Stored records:
-- START --
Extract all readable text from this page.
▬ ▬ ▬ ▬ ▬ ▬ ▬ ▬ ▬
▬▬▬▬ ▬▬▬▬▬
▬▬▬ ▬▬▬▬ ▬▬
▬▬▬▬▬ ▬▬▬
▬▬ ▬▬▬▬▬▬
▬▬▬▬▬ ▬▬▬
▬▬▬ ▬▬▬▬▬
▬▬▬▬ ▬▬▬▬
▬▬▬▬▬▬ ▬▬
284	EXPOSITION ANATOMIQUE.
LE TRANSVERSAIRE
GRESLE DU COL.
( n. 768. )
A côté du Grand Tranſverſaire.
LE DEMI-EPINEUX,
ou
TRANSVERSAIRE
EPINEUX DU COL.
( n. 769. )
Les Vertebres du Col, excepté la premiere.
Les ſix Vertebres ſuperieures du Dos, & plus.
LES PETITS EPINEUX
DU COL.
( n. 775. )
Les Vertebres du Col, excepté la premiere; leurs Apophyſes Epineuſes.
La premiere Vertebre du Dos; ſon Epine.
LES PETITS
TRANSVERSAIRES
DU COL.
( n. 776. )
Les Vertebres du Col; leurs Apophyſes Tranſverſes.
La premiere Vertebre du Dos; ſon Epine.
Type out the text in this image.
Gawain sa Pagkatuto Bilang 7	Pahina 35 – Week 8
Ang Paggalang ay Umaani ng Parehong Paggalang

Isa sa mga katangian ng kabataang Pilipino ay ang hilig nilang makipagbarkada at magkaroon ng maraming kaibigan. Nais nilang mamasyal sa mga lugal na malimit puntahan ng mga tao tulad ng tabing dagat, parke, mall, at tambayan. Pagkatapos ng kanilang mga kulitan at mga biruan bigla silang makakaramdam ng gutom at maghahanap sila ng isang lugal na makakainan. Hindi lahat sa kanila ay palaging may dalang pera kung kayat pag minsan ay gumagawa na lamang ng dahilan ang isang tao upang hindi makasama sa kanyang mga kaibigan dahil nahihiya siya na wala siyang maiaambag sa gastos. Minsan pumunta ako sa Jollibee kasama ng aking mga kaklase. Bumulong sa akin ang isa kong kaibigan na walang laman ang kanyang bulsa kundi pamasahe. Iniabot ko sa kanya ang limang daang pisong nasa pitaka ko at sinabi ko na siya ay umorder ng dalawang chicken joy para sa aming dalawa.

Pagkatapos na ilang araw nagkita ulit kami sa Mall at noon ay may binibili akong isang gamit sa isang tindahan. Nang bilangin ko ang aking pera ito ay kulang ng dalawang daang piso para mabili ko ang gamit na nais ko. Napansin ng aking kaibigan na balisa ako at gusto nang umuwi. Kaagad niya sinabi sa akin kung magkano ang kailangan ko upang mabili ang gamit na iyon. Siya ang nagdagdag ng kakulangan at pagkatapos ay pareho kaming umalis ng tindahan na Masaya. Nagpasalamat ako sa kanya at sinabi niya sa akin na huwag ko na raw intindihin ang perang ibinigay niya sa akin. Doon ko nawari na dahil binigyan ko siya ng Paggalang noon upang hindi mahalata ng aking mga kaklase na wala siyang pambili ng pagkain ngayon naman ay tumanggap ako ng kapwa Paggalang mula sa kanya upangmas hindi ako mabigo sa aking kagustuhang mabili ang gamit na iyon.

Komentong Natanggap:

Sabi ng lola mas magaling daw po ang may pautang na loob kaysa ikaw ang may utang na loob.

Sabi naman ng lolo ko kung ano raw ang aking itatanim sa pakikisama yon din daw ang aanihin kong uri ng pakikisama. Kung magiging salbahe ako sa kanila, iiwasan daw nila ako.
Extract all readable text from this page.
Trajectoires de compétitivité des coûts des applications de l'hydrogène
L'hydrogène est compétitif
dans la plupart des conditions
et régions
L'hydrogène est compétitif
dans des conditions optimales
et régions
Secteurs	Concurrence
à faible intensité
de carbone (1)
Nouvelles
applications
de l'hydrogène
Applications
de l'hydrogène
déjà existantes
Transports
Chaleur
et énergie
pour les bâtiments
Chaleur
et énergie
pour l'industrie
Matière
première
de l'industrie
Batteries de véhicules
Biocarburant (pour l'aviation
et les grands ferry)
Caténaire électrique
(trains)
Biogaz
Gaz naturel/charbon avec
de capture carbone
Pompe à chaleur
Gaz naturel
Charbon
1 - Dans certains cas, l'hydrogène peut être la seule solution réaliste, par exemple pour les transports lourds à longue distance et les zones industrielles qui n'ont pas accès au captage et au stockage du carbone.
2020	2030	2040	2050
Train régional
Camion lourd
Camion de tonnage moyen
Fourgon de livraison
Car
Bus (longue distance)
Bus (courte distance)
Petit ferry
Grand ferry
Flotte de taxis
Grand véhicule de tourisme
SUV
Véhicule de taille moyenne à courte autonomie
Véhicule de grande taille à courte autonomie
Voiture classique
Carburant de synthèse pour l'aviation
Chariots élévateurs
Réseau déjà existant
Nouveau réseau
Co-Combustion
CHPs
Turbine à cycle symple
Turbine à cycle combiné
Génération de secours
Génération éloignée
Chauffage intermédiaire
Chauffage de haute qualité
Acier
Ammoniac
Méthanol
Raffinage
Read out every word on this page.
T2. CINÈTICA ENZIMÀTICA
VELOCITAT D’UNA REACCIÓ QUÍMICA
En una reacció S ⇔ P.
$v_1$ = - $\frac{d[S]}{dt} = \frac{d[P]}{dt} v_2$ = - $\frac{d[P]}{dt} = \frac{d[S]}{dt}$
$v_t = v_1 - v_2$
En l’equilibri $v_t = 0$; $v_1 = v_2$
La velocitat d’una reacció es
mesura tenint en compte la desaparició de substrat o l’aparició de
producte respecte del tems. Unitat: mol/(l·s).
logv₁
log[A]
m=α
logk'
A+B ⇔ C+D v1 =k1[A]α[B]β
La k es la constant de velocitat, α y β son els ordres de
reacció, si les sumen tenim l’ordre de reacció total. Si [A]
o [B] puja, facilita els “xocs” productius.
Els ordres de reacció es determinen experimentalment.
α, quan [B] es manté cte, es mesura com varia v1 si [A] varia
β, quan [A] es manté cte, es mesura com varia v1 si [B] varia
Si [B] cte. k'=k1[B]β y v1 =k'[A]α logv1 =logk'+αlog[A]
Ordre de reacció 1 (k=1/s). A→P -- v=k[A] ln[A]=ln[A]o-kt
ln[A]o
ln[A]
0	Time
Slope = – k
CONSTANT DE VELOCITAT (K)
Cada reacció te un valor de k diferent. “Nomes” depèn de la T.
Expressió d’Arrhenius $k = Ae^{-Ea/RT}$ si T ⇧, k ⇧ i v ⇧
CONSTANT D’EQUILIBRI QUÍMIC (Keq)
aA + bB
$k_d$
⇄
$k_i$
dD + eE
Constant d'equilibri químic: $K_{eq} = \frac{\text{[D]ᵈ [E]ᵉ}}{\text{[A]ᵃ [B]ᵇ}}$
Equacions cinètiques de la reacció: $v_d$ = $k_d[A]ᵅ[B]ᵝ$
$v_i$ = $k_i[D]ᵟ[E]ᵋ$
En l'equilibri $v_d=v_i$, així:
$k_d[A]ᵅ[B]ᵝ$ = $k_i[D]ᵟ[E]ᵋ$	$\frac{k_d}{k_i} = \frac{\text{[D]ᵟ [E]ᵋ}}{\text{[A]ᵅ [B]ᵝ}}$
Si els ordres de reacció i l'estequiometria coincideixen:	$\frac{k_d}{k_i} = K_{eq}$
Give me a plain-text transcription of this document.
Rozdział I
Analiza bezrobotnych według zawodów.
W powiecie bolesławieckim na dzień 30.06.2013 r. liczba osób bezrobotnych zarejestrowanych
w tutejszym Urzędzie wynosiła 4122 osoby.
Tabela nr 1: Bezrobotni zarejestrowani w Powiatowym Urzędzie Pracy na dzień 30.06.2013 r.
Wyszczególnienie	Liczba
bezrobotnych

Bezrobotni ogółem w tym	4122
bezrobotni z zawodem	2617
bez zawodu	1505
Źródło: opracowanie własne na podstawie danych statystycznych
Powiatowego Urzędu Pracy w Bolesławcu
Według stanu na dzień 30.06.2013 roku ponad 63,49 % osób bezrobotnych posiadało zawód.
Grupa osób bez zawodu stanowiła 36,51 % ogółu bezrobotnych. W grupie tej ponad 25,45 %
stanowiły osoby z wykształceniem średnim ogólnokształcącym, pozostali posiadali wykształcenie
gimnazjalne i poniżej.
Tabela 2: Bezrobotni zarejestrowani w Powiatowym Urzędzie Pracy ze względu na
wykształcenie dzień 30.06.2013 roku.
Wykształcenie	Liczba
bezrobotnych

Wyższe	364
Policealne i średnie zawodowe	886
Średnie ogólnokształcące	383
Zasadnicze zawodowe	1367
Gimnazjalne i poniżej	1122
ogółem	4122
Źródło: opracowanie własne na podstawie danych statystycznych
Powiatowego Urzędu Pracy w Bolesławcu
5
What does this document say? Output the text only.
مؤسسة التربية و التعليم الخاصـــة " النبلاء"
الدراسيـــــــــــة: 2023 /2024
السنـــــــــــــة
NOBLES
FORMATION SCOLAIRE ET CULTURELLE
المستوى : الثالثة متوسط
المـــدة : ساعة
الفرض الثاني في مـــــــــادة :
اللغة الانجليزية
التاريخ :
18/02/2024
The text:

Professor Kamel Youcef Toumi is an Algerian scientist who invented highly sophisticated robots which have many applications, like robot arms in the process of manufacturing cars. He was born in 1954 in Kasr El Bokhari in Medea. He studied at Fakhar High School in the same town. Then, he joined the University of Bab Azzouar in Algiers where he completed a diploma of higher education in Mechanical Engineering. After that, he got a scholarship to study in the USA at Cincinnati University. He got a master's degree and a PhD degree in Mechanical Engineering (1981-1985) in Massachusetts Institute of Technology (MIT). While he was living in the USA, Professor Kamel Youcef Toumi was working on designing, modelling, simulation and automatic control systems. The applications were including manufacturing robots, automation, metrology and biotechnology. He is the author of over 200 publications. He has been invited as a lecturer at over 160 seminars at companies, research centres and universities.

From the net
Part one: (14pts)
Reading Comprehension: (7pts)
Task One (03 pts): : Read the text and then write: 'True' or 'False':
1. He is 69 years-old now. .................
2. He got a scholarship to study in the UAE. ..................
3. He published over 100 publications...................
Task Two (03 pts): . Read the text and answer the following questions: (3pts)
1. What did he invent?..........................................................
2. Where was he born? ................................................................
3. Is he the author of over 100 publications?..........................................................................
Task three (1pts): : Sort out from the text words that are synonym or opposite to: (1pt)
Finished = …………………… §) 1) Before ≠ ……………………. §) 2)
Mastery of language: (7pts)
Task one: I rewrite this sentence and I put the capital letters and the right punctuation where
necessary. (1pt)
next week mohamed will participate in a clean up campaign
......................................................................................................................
-- END --
■ Set task:
Where does the word "cycle" appear? Return each line that holds it.

■ Right answer:
Turbine à cycle symple
Turbine à cycle combiné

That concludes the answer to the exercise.